- **What needs to be done**
Every record must appear in your copy exactly as written, with no pictures.

------

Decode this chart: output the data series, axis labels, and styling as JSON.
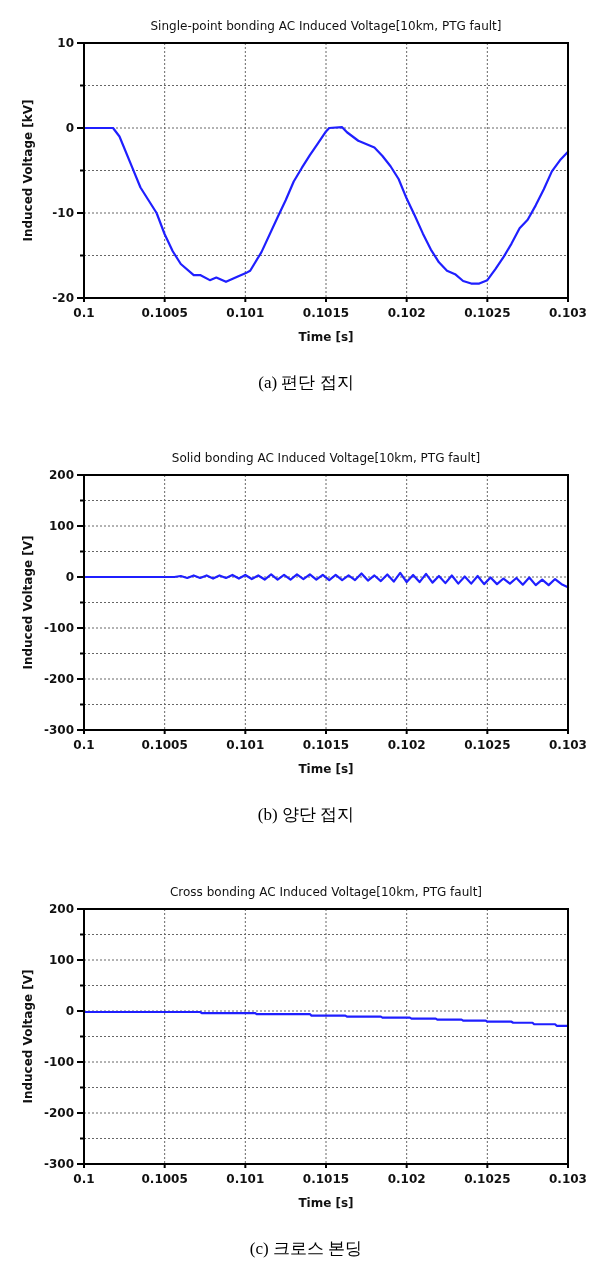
{
  "chart_data": [
    {
      "type": "line",
      "title": "Single-point bonding AC Induced Voltage[10km, PTG fault]",
      "xlabel": "Time [s]",
      "ylabel": "Induced Voltage [kV]",
      "annotations": [
        "(a) 편단 접지"
      ],
      "grid": true,
      "xlim": [
        0.1,
        0.103
      ],
      "ylim": [
        -20,
        10
      ],
      "xticks": [
        0.1,
        0.1005,
        0.101,
        0.1015,
        0.102,
        0.1025,
        0.103
      ],
      "yticks": [
        -20,
        {
          "value": -15,
          "label": null
        },
        -10,
        {
          "value": -5,
          "label": null
        },
        0,
        {
          "value": 5,
          "label": null
        },
        10
      ],
      "x": [
        0.1,
        0.10018,
        0.10022,
        0.1003,
        0.10035,
        0.1004,
        0.10045,
        0.1005,
        0.10055,
        0.1006,
        0.10068,
        0.10072,
        0.10078,
        0.10082,
        0.10088,
        0.10095,
        0.101,
        0.10103,
        0.1011,
        0.1012,
        0.10125,
        0.1013,
        0.10135,
        0.1014,
        0.10145,
        0.1015,
        0.10152,
        0.1016,
        0.10163,
        0.1017,
        0.1018,
        0.10185,
        0.1019,
        0.10195,
        0.102,
        0.10205,
        0.1021,
        0.10215,
        0.1022,
        0.10225,
        0.1023,
        0.10235,
        0.1024,
        0.10245,
        0.1025,
        0.10255,
        0.1026,
        0.10265,
        0.1027,
        0.10275,
        0.1028,
        0.10285,
        0.1029,
        0.10295,
        0.103
      ],
      "series": [
        {
          "color": "#1f1fff",
          "values": [
            0,
            0,
            -1,
            -4.7,
            -7,
            -8.5,
            -10,
            -12.5,
            -14.5,
            -16,
            -17.3,
            -17.3,
            -17.9,
            -17.6,
            -18.1,
            -17.5,
            -17.1,
            -16.8,
            -14.6,
            -10.5,
            -8.5,
            -6.3,
            -4.7,
            -3.2,
            -1.8,
            -0.4,
            0,
            0.1,
            -0.5,
            -1.5,
            -2.3,
            -3.3,
            -4.5,
            -6,
            -8.3,
            -10.3,
            -12.4,
            -14.3,
            -15.8,
            -16.8,
            -17.2,
            -18,
            -18.3,
            -18.3,
            -17.9,
            -16.6,
            -15.2,
            -13.6,
            -11.8,
            -10.8,
            -9.1,
            -7.2,
            -5.1,
            -3.8,
            -2.8
          ]
        }
      ]
    },
    {
      "type": "line",
      "title": "Solid bonding AC Induced Voltage[10km, PTG fault]",
      "xlabel": "Time [s]",
      "ylabel": "Induced Voltage [V]",
      "annotations": [
        "(b) 양단 접지"
      ],
      "grid": true,
      "xlim": [
        0.1,
        0.103
      ],
      "ylim": [
        -300,
        200
      ],
      "xticks": [
        0.1,
        0.1005,
        0.101,
        0.1015,
        0.102,
        0.1025,
        0.103
      ],
      "yticks": [
        -300,
        {
          "value": -250,
          "label": null
        },
        -200,
        {
          "value": -150,
          "label": null
        },
        -100,
        {
          "value": -50,
          "label": null
        },
        0,
        {
          "value": 50,
          "label": null
        },
        100,
        {
          "value": 150,
          "label": null
        },
        200
      ],
      "x": [
        0.1,
        0.10056,
        0.1006,
        0.10064,
        0.10068,
        0.10072,
        0.10076,
        0.1008,
        0.10084,
        0.10088,
        0.10092,
        0.10096,
        0.101,
        0.10104,
        0.10108,
        0.10112,
        0.10116,
        0.1012,
        0.10124,
        0.10128,
        0.10132,
        0.10136,
        0.1014,
        0.10144,
        0.10148,
        0.10152,
        0.10156,
        0.1016,
        0.10164,
        0.10168,
        0.10172,
        0.10176,
        0.1018,
        0.10184,
        0.10188,
        0.10192,
        0.10196,
        0.102,
        0.10204,
        0.10208,
        0.10212,
        0.10216,
        0.1022,
        0.10224,
        0.10228,
        0.10232,
        0.10236,
        0.1024,
        0.10244,
        0.10248,
        0.10252,
        0.10256,
        0.1026,
        0.10264,
        0.10268,
        0.10272,
        0.10276,
        0.1028,
        0.10284,
        0.10288,
        0.10292,
        0.10296,
        0.103
      ],
      "series": [
        {
          "color": "#1f1fff",
          "values": [
            0,
            0,
            2,
            -2,
            3,
            -2,
            3,
            -3,
            3,
            -2,
            4,
            -3,
            4,
            -4,
            3,
            -5,
            5,
            -5,
            4,
            -5,
            5,
            -4,
            5,
            -5,
            4,
            -6,
            4,
            -6,
            3,
            -6,
            7,
            -7,
            3,
            -8,
            5,
            -9,
            8,
            -10,
            4,
            -10,
            6,
            -11,
            2,
            -12,
            3,
            -13,
            1,
            -13,
            2,
            -14,
            -1,
            -14,
            -3,
            -13,
            -2,
            -15,
            -1,
            -16,
            -5,
            -16,
            -4,
            -14,
            -20
          ]
        }
      ]
    },
    {
      "type": "line",
      "title": "Cross bonding AC Induced Voltage[10km, PTG fault]",
      "xlabel": "Time [s]",
      "ylabel": "Induced Voltage [V]",
      "annotations": [
        "(c) 크로스 본딩"
      ],
      "grid": true,
      "xlim": [
        0.1,
        0.103
      ],
      "ylim": [
        -300,
        200
      ],
      "xticks": [
        0.1,
        0.1005,
        0.101,
        0.1015,
        0.102,
        0.1025,
        0.103
      ],
      "yticks": [
        -300,
        {
          "value": -250,
          "label": null
        },
        -200,
        {
          "value": -150,
          "label": null
        },
        -100,
        {
          "value": -50,
          "label": null
        },
        0,
        {
          "value": 50,
          "label": null
        },
        100,
        {
          "value": 150,
          "label": null
        },
        200
      ],
      "x": [
        0.1,
        0.10072,
        0.10073,
        0.10106,
        0.10107,
        0.1014,
        0.10141,
        0.10162,
        0.10163,
        0.10184,
        0.10185,
        0.10202,
        0.10203,
        0.10218,
        0.10219,
        0.10234,
        0.10235,
        0.10249,
        0.1025,
        0.10265,
        0.10266,
        0.10278,
        0.10279,
        0.10292,
        0.10293,
        0.103
      ],
      "series": [
        {
          "color": "#1f1fff",
          "values": [
            -2,
            -2,
            -4,
            -4,
            -6,
            -6,
            -9,
            -9,
            -11,
            -11,
            -13,
            -13,
            -15,
            -15,
            -17,
            -17,
            -19,
            -19,
            -21,
            -21,
            -23,
            -23,
            -26,
            -26,
            -29,
            -29
          ]
        }
      ]
    }
  ]
}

------

- **Final result**
Decode this chart: output the data series, axis labels, and styling as JSON.
{
  "chart_data": [
    {
      "type": "line",
      "title": "Single-point bonding AC Induced Voltage[10km, PTG fault]",
      "xlabel": "Time [s]",
      "ylabel": "Induced Voltage [kV]",
      "annotations": [
        "(a) 편단 접지"
      ],
      "grid": true,
      "xlim": [
        0.1,
        0.103
      ],
      "ylim": [
        -20,
        10
      ],
      "xticks": [
        0.1,
        0.1005,
        0.101,
        0.1015,
        0.102,
        0.1025,
        0.103
      ],
      "yticks": [
        -20,
        {
          "value": -15,
          "label": null
        },
        -10,
        {
          "value": -5,
          "label": null
        },
        0,
        {
          "value": 5,
          "label": null
        },
        10
      ],
      "x": [
        0.1,
        0.10018,
        0.10022,
        0.1003,
        0.10035,
        0.1004,
        0.10045,
        0.1005,
        0.10055,
        0.1006,
        0.10068,
        0.10072,
        0.10078,
        0.10082,
        0.10088,
        0.10095,
        0.101,
        0.10103,
        0.1011,
        0.1012,
        0.10125,
        0.1013,
        0.10135,
        0.1014,
        0.10145,
        0.1015,
        0.10152,
        0.1016,
        0.10163,
        0.1017,
        0.1018,
        0.10185,
        0.1019,
        0.10195,
        0.102,
        0.10205,
        0.1021,
        0.10215,
        0.1022,
        0.10225,
        0.1023,
        0.10235,
        0.1024,
        0.10245,
        0.1025,
        0.10255,
        0.1026,
        0.10265,
        0.1027,
        0.10275,
        0.1028,
        0.10285,
        0.1029,
        0.10295,
        0.103
      ],
      "series": [
        {
          "color": "#1f1fff",
          "values": [
            0,
            0,
            -1,
            -4.7,
            -7,
            -8.5,
            -10,
            -12.5,
            -14.5,
            -16,
            -17.3,
            -17.3,
            -17.9,
            -17.6,
            -18.1,
            -17.5,
            -17.1,
            -16.8,
            -14.6,
            -10.5,
            -8.5,
            -6.3,
            -4.7,
            -3.2,
            -1.8,
            -0.4,
            0,
            0.1,
            -0.5,
            -1.5,
            -2.3,
            -3.3,
            -4.5,
            -6,
            -8.3,
            -10.3,
            -12.4,
            -14.3,
            -15.8,
            -16.8,
            -17.2,
            -18,
            -18.3,
            -18.3,
            -17.9,
            -16.6,
            -15.2,
            -13.6,
            -11.8,
            -10.8,
            -9.1,
            -7.2,
            -5.1,
            -3.8,
            -2.8
          ]
        }
      ]
    },
    {
      "type": "line",
      "title": "Solid bonding AC Induced Voltage[10km, PTG fault]",
      "xlabel": "Time [s]",
      "ylabel": "Induced Voltage [V]",
      "annotations": [
        "(b) 양단 접지"
      ],
      "grid": true,
      "xlim": [
        0.1,
        0.103
      ],
      "ylim": [
        -300,
        200
      ],
      "xticks": [
        0.1,
        0.1005,
        0.101,
        0.1015,
        0.102,
        0.1025,
        0.103
      ],
      "yticks": [
        -300,
        {
          "value": -250,
          "label": null
        },
        -200,
        {
          "value": -150,
          "label": null
        },
        -100,
        {
          "value": -50,
          "label": null
        },
        0,
        {
          "value": 50,
          "label": null
        },
        100,
        {
          "value": 150,
          "label": null
        },
        200
      ],
      "x": [
        0.1,
        0.10056,
        0.1006,
        0.10064,
        0.10068,
        0.10072,
        0.10076,
        0.1008,
        0.10084,
        0.10088,
        0.10092,
        0.10096,
        0.101,
        0.10104,
        0.10108,
        0.10112,
        0.10116,
        0.1012,
        0.10124,
        0.10128,
        0.10132,
        0.10136,
        0.1014,
        0.10144,
        0.10148,
        0.10152,
        0.10156,
        0.1016,
        0.10164,
        0.10168,
        0.10172,
        0.10176,
        0.1018,
        0.10184,
        0.10188,
        0.10192,
        0.10196,
        0.102,
        0.10204,
        0.10208,
        0.10212,
        0.10216,
        0.1022,
        0.10224,
        0.10228,
        0.10232,
        0.10236,
        0.1024,
        0.10244,
        0.10248,
        0.10252,
        0.10256,
        0.1026,
        0.10264,
        0.10268,
        0.10272,
        0.10276,
        0.1028,
        0.10284,
        0.10288,
        0.10292,
        0.10296,
        0.103
      ],
      "series": [
        {
          "color": "#1f1fff",
          "values": [
            0,
            0,
            2,
            -2,
            3,
            -2,
            3,
            -3,
            3,
            -2,
            4,
            -3,
            4,
            -4,
            3,
            -5,
            5,
            -5,
            4,
            -5,
            5,
            -4,
            5,
            -5,
            4,
            -6,
            4,
            -6,
            3,
            -6,
            7,
            -7,
            3,
            -8,
            5,
            -9,
            8,
            -10,
            4,
            -10,
            6,
            -11,
            2,
            -12,
            3,
            -13,
            1,
            -13,
            2,
            -14,
            -1,
            -14,
            -3,
            -13,
            -2,
            -15,
            -1,
            -16,
            -5,
            -16,
            -4,
            -14,
            -20
          ]
        }
      ]
    },
    {
      "type": "line",
      "title": "Cross bonding AC Induced Voltage[10km, PTG fault]",
      "xlabel": "Time [s]",
      "ylabel": "Induced Voltage [V]",
      "annotations": [
        "(c) 크로스 본딩"
      ],
      "grid": true,
      "xlim": [
        0.1,
        0.103
      ],
      "ylim": [
        -300,
        200
      ],
      "xticks": [
        0.1,
        0.1005,
        0.101,
        0.1015,
        0.102,
        0.1025,
        0.103
      ],
      "yticks": [
        -300,
        {
          "value": -250,
          "label": null
        },
        -200,
        {
          "value": -150,
          "label": null
        },
        -100,
        {
          "value": -50,
          "label": null
        },
        0,
        {
          "value": 50,
          "label": null
        },
        100,
        {
          "value": 150,
          "label": null
        },
        200
      ],
      "x": [
        0.1,
        0.10072,
        0.10073,
        0.10106,
        0.10107,
        0.1014,
        0.10141,
        0.10162,
        0.10163,
        0.10184,
        0.10185,
        0.10202,
        0.10203,
        0.10218,
        0.10219,
        0.10234,
        0.10235,
        0.10249,
        0.1025,
        0.10265,
        0.10266,
        0.10278,
        0.10279,
        0.10292,
        0.10293,
        0.103
      ],
      "series": [
        {
          "color": "#1f1fff",
          "values": [
            -2,
            -2,
            -4,
            -4,
            -6,
            -6,
            -9,
            -9,
            -11,
            -11,
            -13,
            -13,
            -15,
            -15,
            -17,
            -17,
            -19,
            -19,
            -21,
            -21,
            -23,
            -23,
            -26,
            -26,
            -29,
            -29
          ]
        }
      ]
    }
  ]
}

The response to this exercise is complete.